INFORMATION SUPPLIED:
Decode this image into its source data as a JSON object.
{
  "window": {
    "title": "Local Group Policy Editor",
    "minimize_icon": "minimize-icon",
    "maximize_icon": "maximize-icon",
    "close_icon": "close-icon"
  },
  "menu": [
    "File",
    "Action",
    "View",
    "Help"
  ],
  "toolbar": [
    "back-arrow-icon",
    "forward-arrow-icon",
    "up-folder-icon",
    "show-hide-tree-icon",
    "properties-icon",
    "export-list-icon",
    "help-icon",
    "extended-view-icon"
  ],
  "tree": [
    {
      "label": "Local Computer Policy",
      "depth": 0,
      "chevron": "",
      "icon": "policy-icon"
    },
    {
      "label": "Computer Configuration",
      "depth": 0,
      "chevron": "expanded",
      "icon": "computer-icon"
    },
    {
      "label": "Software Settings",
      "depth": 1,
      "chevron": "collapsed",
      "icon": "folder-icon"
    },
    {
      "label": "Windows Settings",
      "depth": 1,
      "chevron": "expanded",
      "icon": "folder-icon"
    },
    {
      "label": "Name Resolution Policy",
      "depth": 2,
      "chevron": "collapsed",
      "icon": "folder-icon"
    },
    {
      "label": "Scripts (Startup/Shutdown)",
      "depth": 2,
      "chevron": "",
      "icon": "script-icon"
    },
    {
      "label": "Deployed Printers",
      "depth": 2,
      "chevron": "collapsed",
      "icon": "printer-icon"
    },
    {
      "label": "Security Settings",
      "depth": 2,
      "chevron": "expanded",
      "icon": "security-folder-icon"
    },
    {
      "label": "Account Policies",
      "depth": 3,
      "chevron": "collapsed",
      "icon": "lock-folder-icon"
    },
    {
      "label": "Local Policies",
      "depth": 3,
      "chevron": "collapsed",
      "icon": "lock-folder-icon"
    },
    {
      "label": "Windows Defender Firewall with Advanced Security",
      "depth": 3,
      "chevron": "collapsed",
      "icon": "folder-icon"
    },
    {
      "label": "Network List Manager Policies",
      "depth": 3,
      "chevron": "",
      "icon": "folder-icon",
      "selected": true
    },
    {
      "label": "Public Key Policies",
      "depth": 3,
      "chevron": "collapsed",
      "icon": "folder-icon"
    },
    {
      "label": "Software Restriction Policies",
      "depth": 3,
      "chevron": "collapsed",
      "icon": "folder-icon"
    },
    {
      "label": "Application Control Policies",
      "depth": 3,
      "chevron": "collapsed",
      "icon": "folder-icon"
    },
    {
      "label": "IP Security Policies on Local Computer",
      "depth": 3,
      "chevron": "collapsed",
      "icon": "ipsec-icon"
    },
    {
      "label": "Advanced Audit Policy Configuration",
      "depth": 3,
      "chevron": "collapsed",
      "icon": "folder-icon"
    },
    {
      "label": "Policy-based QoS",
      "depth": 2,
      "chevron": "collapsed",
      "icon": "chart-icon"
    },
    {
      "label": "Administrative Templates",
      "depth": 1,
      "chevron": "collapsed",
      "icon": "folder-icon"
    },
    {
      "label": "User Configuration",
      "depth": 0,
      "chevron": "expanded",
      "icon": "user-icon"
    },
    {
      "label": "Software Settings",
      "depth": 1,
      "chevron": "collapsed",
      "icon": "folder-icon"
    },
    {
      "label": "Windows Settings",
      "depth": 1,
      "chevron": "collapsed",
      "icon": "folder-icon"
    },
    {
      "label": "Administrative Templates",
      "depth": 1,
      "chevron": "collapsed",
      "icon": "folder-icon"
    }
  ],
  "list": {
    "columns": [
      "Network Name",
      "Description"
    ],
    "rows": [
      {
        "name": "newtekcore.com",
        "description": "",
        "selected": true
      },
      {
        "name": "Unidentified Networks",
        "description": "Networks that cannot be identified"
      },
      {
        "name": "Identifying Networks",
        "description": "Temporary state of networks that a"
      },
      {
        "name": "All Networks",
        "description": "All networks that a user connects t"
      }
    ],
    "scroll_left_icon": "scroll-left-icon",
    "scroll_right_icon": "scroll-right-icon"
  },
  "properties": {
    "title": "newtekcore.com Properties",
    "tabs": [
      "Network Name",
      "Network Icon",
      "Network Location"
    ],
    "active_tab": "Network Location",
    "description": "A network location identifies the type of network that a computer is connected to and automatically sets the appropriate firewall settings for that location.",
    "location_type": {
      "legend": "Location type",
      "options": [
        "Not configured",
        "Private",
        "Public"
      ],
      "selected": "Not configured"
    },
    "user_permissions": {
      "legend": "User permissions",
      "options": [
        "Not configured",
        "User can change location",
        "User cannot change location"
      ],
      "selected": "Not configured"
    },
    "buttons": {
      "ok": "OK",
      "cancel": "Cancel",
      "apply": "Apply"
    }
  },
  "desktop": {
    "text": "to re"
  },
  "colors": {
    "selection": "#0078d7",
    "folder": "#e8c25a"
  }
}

DIRECTIONS FOR THIS TASK: Copy every line of the entries above in which "title" occurs.

REPLY TO THE EXERCISE:
    "title": "Local Group Policy Editor",
    "title": "newtekcore.com Properties",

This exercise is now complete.